━━━ Input material ━━━

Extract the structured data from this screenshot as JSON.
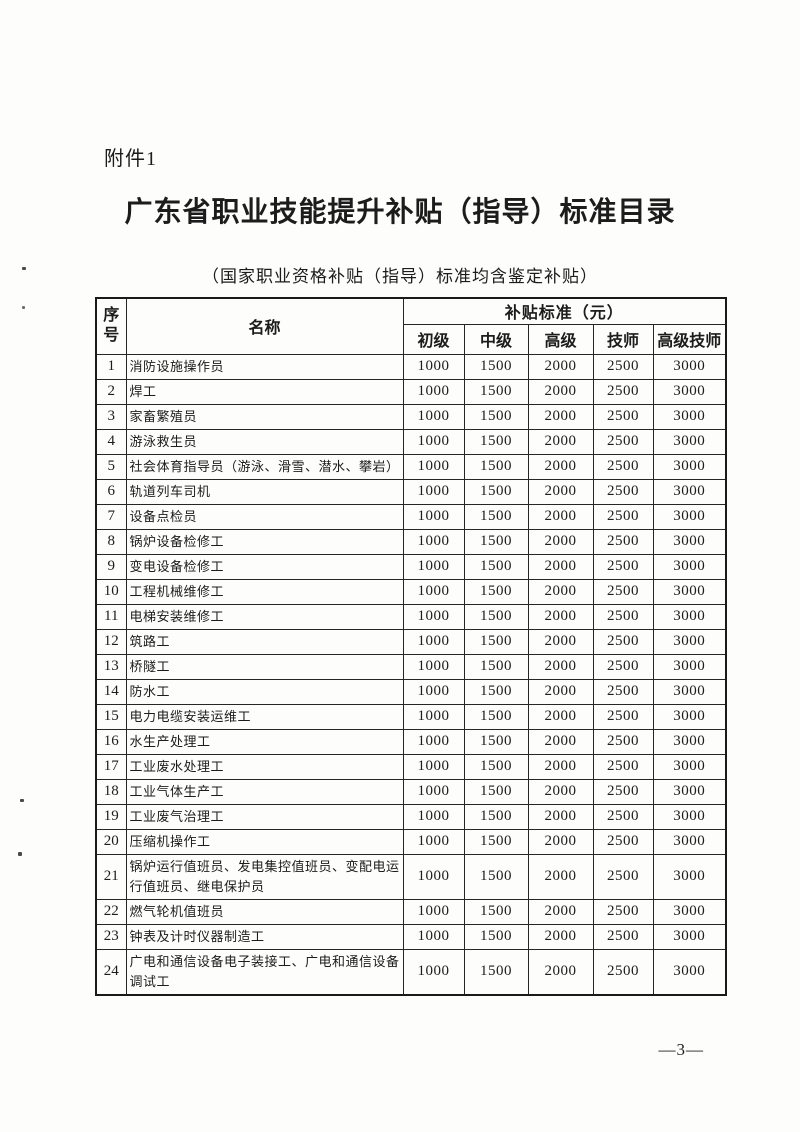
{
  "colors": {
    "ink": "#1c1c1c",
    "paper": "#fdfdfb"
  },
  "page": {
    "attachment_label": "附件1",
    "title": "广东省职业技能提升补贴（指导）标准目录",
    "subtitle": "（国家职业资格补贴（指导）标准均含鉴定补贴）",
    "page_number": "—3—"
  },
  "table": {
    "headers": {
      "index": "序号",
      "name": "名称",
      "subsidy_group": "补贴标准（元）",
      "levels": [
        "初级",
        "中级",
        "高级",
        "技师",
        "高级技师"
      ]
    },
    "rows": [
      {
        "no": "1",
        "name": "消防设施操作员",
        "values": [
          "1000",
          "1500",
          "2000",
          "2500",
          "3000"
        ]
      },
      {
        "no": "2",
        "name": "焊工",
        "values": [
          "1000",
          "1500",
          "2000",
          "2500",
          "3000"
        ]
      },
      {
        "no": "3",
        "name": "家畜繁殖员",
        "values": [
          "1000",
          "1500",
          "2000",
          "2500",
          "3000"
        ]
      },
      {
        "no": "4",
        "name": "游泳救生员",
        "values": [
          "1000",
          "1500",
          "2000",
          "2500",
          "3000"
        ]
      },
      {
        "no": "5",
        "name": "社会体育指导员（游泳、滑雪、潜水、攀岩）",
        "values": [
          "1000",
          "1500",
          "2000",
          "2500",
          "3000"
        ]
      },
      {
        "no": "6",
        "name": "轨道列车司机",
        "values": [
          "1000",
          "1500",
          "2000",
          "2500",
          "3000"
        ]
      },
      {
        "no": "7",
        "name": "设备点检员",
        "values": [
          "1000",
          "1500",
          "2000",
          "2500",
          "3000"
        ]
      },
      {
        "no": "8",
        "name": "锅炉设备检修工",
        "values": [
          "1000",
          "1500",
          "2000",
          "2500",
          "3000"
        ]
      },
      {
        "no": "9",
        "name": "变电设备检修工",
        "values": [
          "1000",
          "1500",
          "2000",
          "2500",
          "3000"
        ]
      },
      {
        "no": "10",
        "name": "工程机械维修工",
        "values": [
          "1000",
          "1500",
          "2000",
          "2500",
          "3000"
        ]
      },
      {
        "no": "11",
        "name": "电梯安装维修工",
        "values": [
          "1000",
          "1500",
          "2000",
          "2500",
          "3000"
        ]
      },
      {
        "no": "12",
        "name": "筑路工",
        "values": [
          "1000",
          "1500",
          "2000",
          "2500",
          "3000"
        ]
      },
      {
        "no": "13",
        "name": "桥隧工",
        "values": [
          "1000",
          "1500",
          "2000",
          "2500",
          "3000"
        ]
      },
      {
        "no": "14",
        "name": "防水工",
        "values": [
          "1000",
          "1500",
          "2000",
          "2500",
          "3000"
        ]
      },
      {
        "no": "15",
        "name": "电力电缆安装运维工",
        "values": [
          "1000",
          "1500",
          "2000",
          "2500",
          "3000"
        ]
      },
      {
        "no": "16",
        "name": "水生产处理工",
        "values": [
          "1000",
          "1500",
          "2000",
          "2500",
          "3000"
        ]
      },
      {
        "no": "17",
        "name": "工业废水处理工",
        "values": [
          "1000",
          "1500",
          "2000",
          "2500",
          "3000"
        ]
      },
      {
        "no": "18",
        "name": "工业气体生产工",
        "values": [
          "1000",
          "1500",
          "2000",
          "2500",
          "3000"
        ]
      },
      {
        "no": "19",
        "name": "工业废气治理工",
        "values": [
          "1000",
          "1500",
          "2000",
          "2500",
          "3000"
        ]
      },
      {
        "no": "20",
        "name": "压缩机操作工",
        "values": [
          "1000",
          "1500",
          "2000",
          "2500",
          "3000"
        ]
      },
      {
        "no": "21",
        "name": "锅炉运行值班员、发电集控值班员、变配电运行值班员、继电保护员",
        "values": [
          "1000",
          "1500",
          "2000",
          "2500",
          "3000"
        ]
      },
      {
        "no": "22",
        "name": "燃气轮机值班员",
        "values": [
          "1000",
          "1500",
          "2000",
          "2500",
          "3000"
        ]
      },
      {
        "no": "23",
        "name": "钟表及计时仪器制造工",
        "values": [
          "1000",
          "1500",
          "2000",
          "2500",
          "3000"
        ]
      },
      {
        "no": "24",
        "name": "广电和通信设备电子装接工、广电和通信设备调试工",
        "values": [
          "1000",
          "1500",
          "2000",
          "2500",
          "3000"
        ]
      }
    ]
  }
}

━━━

Transcribe all the data word for word; the images stay out.

Extract the structured data from this screenshot as JSON.
{
  "colors": {
    "ink": "#1c1c1c",
    "paper": "#fdfdfb"
  },
  "page": {
    "attachment_label": "附件1",
    "title": "广东省职业技能提升补贴（指导）标准目录",
    "subtitle": "（国家职业资格补贴（指导）标准均含鉴定补贴）",
    "page_number": "—3—"
  },
  "table": {
    "headers": {
      "index": "序号",
      "name": "名称",
      "subsidy_group": "补贴标准（元）",
      "levels": [
        "初级",
        "中级",
        "高级",
        "技师",
        "高级技师"
      ]
    },
    "rows": [
      {
        "no": "1",
        "name": "消防设施操作员",
        "values": [
          "1000",
          "1500",
          "2000",
          "2500",
          "3000"
        ]
      },
      {
        "no": "2",
        "name": "焊工",
        "values": [
          "1000",
          "1500",
          "2000",
          "2500",
          "3000"
        ]
      },
      {
        "no": "3",
        "name": "家畜繁殖员",
        "values": [
          "1000",
          "1500",
          "2000",
          "2500",
          "3000"
        ]
      },
      {
        "no": "4",
        "name": "游泳救生员",
        "values": [
          "1000",
          "1500",
          "2000",
          "2500",
          "3000"
        ]
      },
      {
        "no": "5",
        "name": "社会体育指导员（游泳、滑雪、潜水、攀岩）",
        "values": [
          "1000",
          "1500",
          "2000",
          "2500",
          "3000"
        ]
      },
      {
        "no": "6",
        "name": "轨道列车司机",
        "values": [
          "1000",
          "1500",
          "2000",
          "2500",
          "3000"
        ]
      },
      {
        "no": "7",
        "name": "设备点检员",
        "values": [
          "1000",
          "1500",
          "2000",
          "2500",
          "3000"
        ]
      },
      {
        "no": "8",
        "name": "锅炉设备检修工",
        "values": [
          "1000",
          "1500",
          "2000",
          "2500",
          "3000"
        ]
      },
      {
        "no": "9",
        "name": "变电设备检修工",
        "values": [
          "1000",
          "1500",
          "2000",
          "2500",
          "3000"
        ]
      },
      {
        "no": "10",
        "name": "工程机械维修工",
        "values": [
          "1000",
          "1500",
          "2000",
          "2500",
          "3000"
        ]
      },
      {
        "no": "11",
        "name": "电梯安装维修工",
        "values": [
          "1000",
          "1500",
          "2000",
          "2500",
          "3000"
        ]
      },
      {
        "no": "12",
        "name": "筑路工",
        "values": [
          "1000",
          "1500",
          "2000",
          "2500",
          "3000"
        ]
      },
      {
        "no": "13",
        "name": "桥隧工",
        "values": [
          "1000",
          "1500",
          "2000",
          "2500",
          "3000"
        ]
      },
      {
        "no": "14",
        "name": "防水工",
        "values": [
          "1000",
          "1500",
          "2000",
          "2500",
          "3000"
        ]
      },
      {
        "no": "15",
        "name": "电力电缆安装运维工",
        "values": [
          "1000",
          "1500",
          "2000",
          "2500",
          "3000"
        ]
      },
      {
        "no": "16",
        "name": "水生产处理工",
        "values": [
          "1000",
          "1500",
          "2000",
          "2500",
          "3000"
        ]
      },
      {
        "no": "17",
        "name": "工业废水处理工",
        "values": [
          "1000",
          "1500",
          "2000",
          "2500",
          "3000"
        ]
      },
      {
        "no": "18",
        "name": "工业气体生产工",
        "values": [
          "1000",
          "1500",
          "2000",
          "2500",
          "3000"
        ]
      },
      {
        "no": "19",
        "name": "工业废气治理工",
        "values": [
          "1000",
          "1500",
          "2000",
          "2500",
          "3000"
        ]
      },
      {
        "no": "20",
        "name": "压缩机操作工",
        "values": [
          "1000",
          "1500",
          "2000",
          "2500",
          "3000"
        ]
      },
      {
        "no": "21",
        "name": "锅炉运行值班员、发电集控值班员、变配电运行值班员、继电保护员",
        "values": [
          "1000",
          "1500",
          "2000",
          "2500",
          "3000"
        ]
      },
      {
        "no": "22",
        "name": "燃气轮机值班员",
        "values": [
          "1000",
          "1500",
          "2000",
          "2500",
          "3000"
        ]
      },
      {
        "no": "23",
        "name": "钟表及计时仪器制造工",
        "values": [
          "1000",
          "1500",
          "2000",
          "2500",
          "3000"
        ]
      },
      {
        "no": "24",
        "name": "广电和通信设备电子装接工、广电和通信设备调试工",
        "values": [
          "1000",
          "1500",
          "2000",
          "2500",
          "3000"
        ]
      }
    ]
  }
}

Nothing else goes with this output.